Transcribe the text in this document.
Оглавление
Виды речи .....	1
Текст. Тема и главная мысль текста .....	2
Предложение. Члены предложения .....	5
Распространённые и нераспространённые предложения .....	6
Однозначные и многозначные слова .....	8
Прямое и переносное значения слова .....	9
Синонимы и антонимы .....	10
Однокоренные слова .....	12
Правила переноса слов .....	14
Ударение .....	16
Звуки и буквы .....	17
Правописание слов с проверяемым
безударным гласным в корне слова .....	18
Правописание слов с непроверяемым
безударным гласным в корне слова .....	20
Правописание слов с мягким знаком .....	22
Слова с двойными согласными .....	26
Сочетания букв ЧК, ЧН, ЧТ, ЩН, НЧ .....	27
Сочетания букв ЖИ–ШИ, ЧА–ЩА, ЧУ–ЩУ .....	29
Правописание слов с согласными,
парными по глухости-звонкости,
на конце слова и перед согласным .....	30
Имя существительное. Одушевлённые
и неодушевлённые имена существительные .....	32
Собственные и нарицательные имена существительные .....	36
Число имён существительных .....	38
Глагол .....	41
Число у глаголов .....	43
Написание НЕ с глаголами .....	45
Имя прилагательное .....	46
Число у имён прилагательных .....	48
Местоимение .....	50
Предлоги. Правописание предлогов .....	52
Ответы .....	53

--- EXERCISE GOAL ---
Write out every record verbatim.

--- ANSWER BELOW ---
Transcribe the text in this document.
Оглавление
Виды речи .....	1
Текст. Тема и главная мысль текста .....	2
Предложение. Члены предложения .....	5
Распространённые и нераспространённые предложения .....	6
Однозначные и многозначные слова .....	8
Прямое и переносное значения слова .....	9
Синонимы и антонимы .....	10
Однокоренные слова .....	12
Правила переноса слов .....	14
Ударение .....	16
Звуки и буквы .....	17
Правописание слов с проверяемым
безударным гласным в корне слова .....	18
Правописание слов с непроверяемым
безударным гласным в корне слова .....	20
Правописание слов с мягким знаком .....	22
Слова с двойными согласными .....	26
Сочетания букв ЧК, ЧН, ЧТ, ЩН, НЧ .....	27
Сочетания букв ЖИ–ШИ, ЧА–ЩА, ЧУ–ЩУ .....	29
Правописание слов с согласными,
парными по глухости-звонкости,
на конце слова и перед согласным .....	30
Имя существительное. Одушевлённые
и неодушевлённые имена существительные .....	32
Собственные и нарицательные имена существительные .....	36
Число имён существительных .....	38
Глагол .....	41
Число у глаголов .....	43
Написание НЕ с глаголами .....	45
Имя прилагательное .....	46
Число у имён прилагательных .....	48
Местоимение .....	50
Предлоги. Правописание предлогов .....	52
Ответы .....	53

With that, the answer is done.